▸ **Exercise goal**:
Copy out the material below in full, but not its images.

▸ **Supplied material**:
****************************************
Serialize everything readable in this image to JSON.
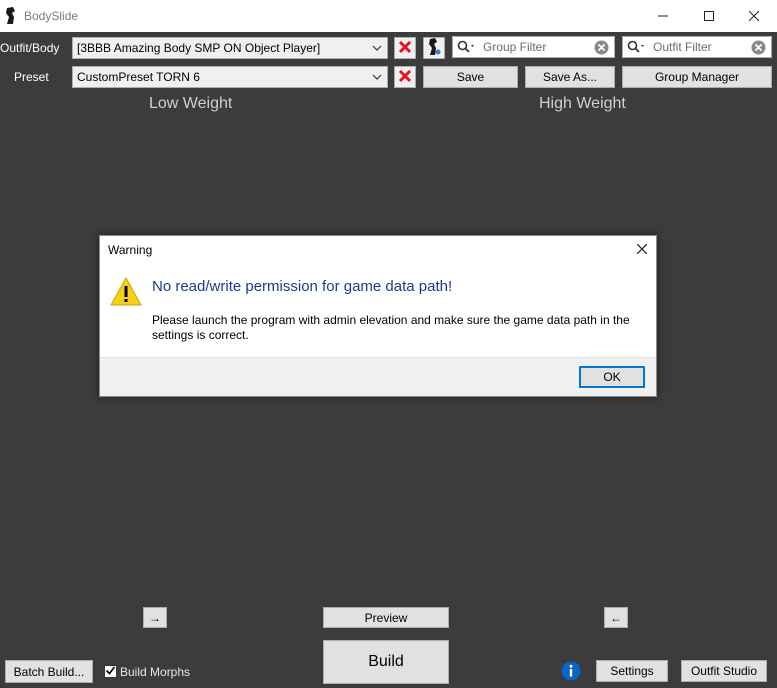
{
  "window": {
    "title": "BodySlide",
    "minimize_glyph": "—",
    "maximize_glyph": "☐",
    "close_glyph": "✕"
  },
  "outfit": {
    "label": "Outfit/Body",
    "selected": "[3BBB Amazing Body SMP ON Object Player]"
  },
  "preset": {
    "label": "Preset",
    "selected": "CustomPreset TORN 6"
  },
  "filters": {
    "group_placeholder": "Group Filter",
    "outfit_placeholder": "Outfit Filter"
  },
  "toolbar": {
    "save": "Save",
    "save_as": "Save As...",
    "group_manager": "Group Manager"
  },
  "sliders": {
    "low_weight": "Low Weight",
    "high_weight": "High Weight",
    "copy_right_arrow": "→",
    "copy_left_arrow": "←"
  },
  "bottom": {
    "preview": "Preview",
    "build": "Build",
    "batch_build": "Batch Build...",
    "build_morphs": "Build Morphs",
    "build_morphs_checked": true,
    "settings": "Settings",
    "outfit_studio": "Outfit Studio"
  },
  "dialog": {
    "title": "Warning",
    "heading": "No read/write permission for game data path!",
    "message": "Please launch the program with admin elevation and make sure the game data path in the settings is correct.",
    "ok": "OK"
  },
  "colors": {
    "background": "#3c3c3c",
    "accent": "#0078d7",
    "red_x": "#e81123",
    "heading_blue": "#1a3b8f",
    "warning_yellow": "#f7d117"
  }
}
****************************************
▸ **Full response**:
Serialize everything readable in this image to JSON.
{
  "window": {
    "title": "BodySlide",
    "minimize_glyph": "—",
    "maximize_glyph": "☐",
    "close_glyph": "✕"
  },
  "outfit": {
    "label": "Outfit/Body",
    "selected": "[3BBB Amazing Body SMP ON Object Player]"
  },
  "preset": {
    "label": "Preset",
    "selected": "CustomPreset TORN 6"
  },
  "filters": {
    "group_placeholder": "Group Filter",
    "outfit_placeholder": "Outfit Filter"
  },
  "toolbar": {
    "save": "Save",
    "save_as": "Save As...",
    "group_manager": "Group Manager"
  },
  "sliders": {
    "low_weight": "Low Weight",
    "high_weight": "High Weight",
    "copy_right_arrow": "→",
    "copy_left_arrow": "←"
  },
  "bottom": {
    "preview": "Preview",
    "build": "Build",
    "batch_build": "Batch Build...",
    "build_morphs": "Build Morphs",
    "build_morphs_checked": true,
    "settings": "Settings",
    "outfit_studio": "Outfit Studio"
  },
  "dialog": {
    "title": "Warning",
    "heading": "No read/write permission for game data path!",
    "message": "Please launch the program with admin elevation and make sure the game data path in the settings is correct.",
    "ok": "OK"
  },
  "colors": {
    "background": "#3c3c3c",
    "accent": "#0078d7",
    "red_x": "#e81123",
    "heading_blue": "#1a3b8f",
    "warning_yellow": "#f7d117"
  }
}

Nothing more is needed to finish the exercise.